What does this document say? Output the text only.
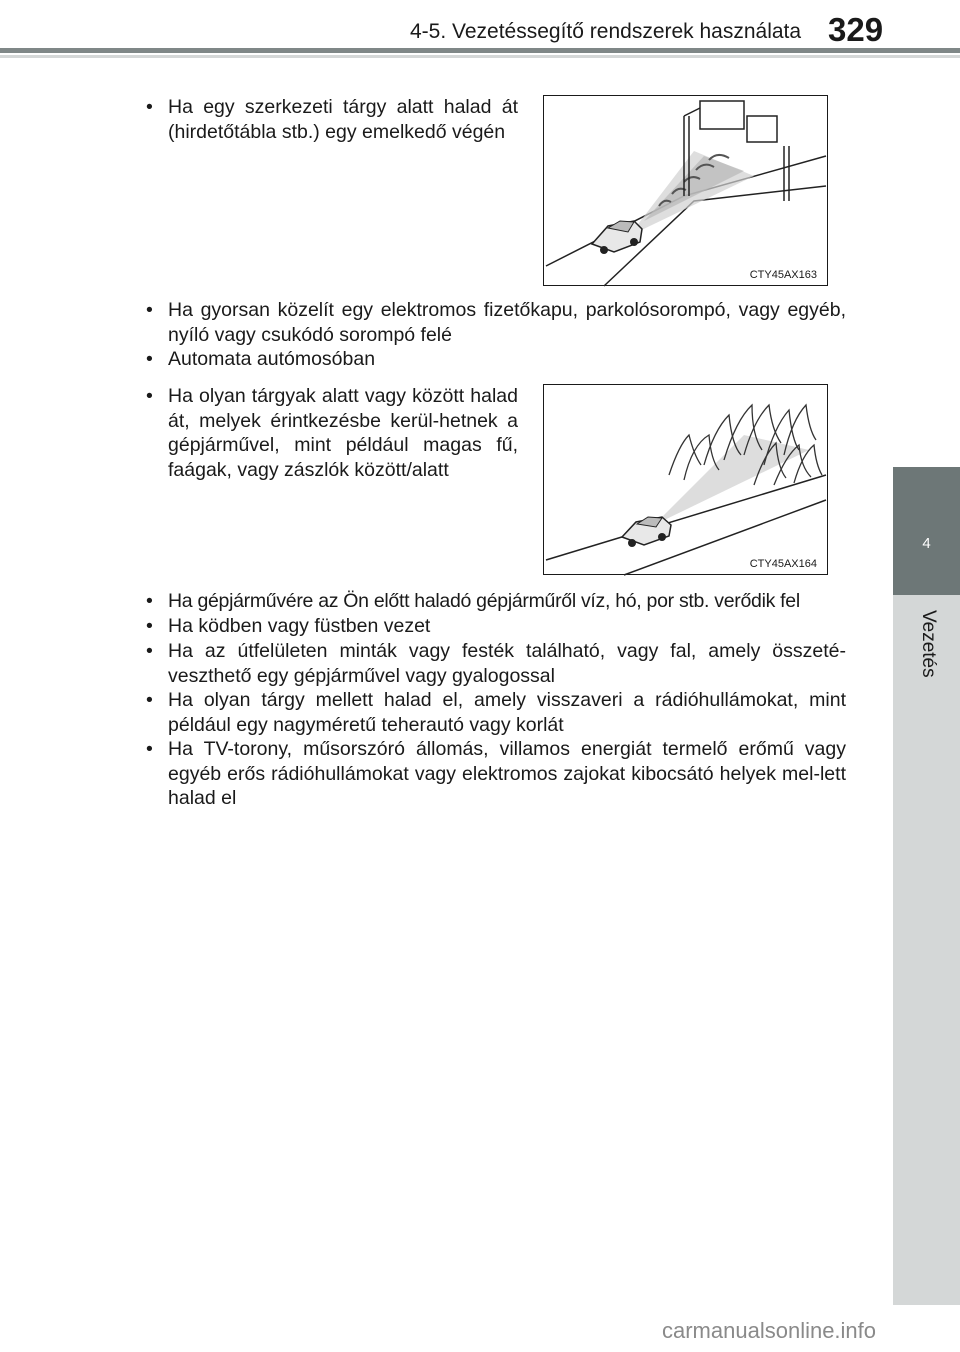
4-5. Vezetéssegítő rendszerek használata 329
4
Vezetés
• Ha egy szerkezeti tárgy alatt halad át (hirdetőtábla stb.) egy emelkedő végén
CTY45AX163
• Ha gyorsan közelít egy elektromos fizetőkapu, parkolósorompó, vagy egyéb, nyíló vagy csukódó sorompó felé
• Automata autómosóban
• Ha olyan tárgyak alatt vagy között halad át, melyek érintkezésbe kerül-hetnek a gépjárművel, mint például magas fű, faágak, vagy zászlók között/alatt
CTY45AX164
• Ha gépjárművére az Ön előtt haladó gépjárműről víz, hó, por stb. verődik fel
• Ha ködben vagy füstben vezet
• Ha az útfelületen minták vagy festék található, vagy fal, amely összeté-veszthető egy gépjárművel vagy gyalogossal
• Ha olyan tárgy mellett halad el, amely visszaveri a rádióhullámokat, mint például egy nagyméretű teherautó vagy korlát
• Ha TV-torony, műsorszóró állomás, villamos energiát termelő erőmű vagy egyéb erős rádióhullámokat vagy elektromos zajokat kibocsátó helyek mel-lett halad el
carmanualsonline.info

━━━━━━━━━━━━━━━━

What this task involves => Output the records above exactly; leave out the pictures.

Complete output =>
What does this document say? Output the text only.
4-5. Vezetéssegítő rendszerek használata 329
4
Vezetés
• Ha egy szerkezeti tárgy alatt halad át (hirdetőtábla stb.) egy emelkedő végén
CTY45AX163
• Ha gyorsan közelít egy elektromos fizetőkapu, parkolósorompó, vagy egyéb, nyíló vagy csukódó sorompó felé
• Automata autómosóban
• Ha olyan tárgyak alatt vagy között halad át, melyek érintkezésbe kerül-hetnek a gépjárművel, mint például magas fű, faágak, vagy zászlók között/alatt
CTY45AX164
• Ha gépjárművére az Ön előtt haladó gépjárműről víz, hó, por stb. verődik fel
• Ha ködben vagy füstben vezet
• Ha az útfelületen minták vagy festék található, vagy fal, amely összeté-veszthető egy gépjárművel vagy gyalogossal
• Ha olyan tárgy mellett halad el, amely visszaveri a rádióhullámokat, mint például egy nagyméretű teherautó vagy korlát
• Ha TV-torony, műsorszóró állomás, villamos energiát termelő erőmű vagy egyéb erős rádióhullámokat vagy elektromos zajokat kibocsátó helyek mel-lett halad el
carmanualsonline.info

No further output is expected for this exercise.